# START OF Entries

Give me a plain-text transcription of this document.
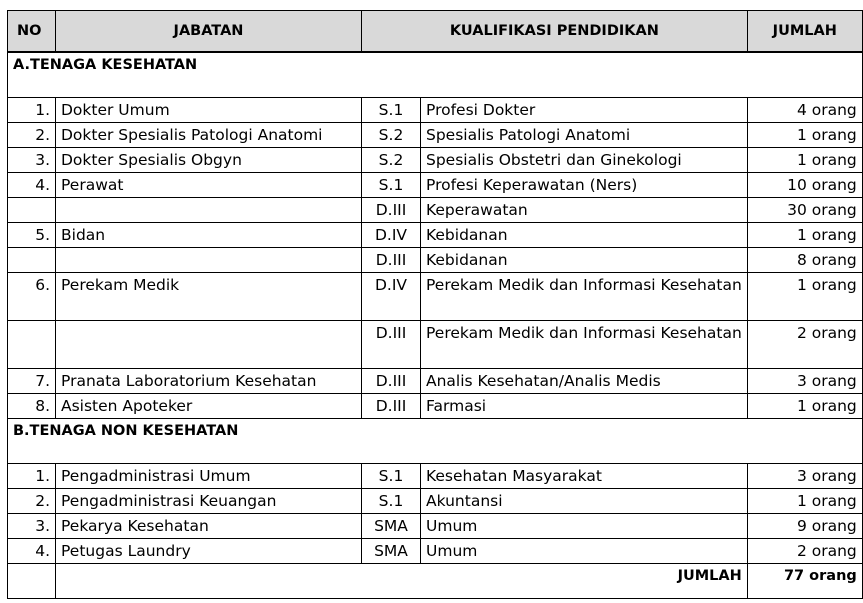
NO	JABATAN	KUALIFIKASI PENDIDIKAN		JUMLAH
A.TENAGA KESEHATAN				
1.	Dokter Umum	S.1	Profesi Dokter	4 orang
2.	Dokter Spesialis Patologi Anatomi	S.2	Spesialis Patologi Anatomi	1 orang
3.	Dokter Spesialis Obgyn	S.2	Spesialis Obstetri dan Ginekologi	1 orang
4.	Perawat	S.1	Profesi Keperawatan (Ners)	10 orang
		D.III	Keperawatan	30 orang
5.	Bidan	D.IV	Kebidanan	1 orang
		D.III	Kebidanan	8 orang
6.	Perekam Medik	D.IV	Perekam Medik dan Informasi Kesehatan	1 orang
		D.III	Perekam Medik dan Informasi Kesehatan	2 orang
7.	Pranata Laboratorium Kesehatan	D.III	Analis Kesehatan/Analis Medis	3 orang
8.	Asisten Apoteker	D.III	Farmasi	1 orang
B.TENAGA NON KESEHATAN				
1.	Pengadministrasi Umum	S.1	Kesehatan Masyarakat	3 orang
2.	Pengadministrasi Keuangan	S.1	Akuntansi	1 orang
3.	Pekarya Kesehatan	SMA	Umum	9 orang
4.	Petugas Laundry	SMA	Umum	2 orang
	JUMLAH			77 orang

# END OF Entries

For each line in the data above that contains the string "Umum", extract the line.

1.	Dokter Umum	S.1	Profesi Dokter	4 orang
1.	Pengadministrasi Umum	S.1	Kesehatan Masyarakat	3 orang
3.	Pekarya Kesehatan	SMA	Umum	9 orang
4.	Petugas Laundry	SMA	Umum	2 orang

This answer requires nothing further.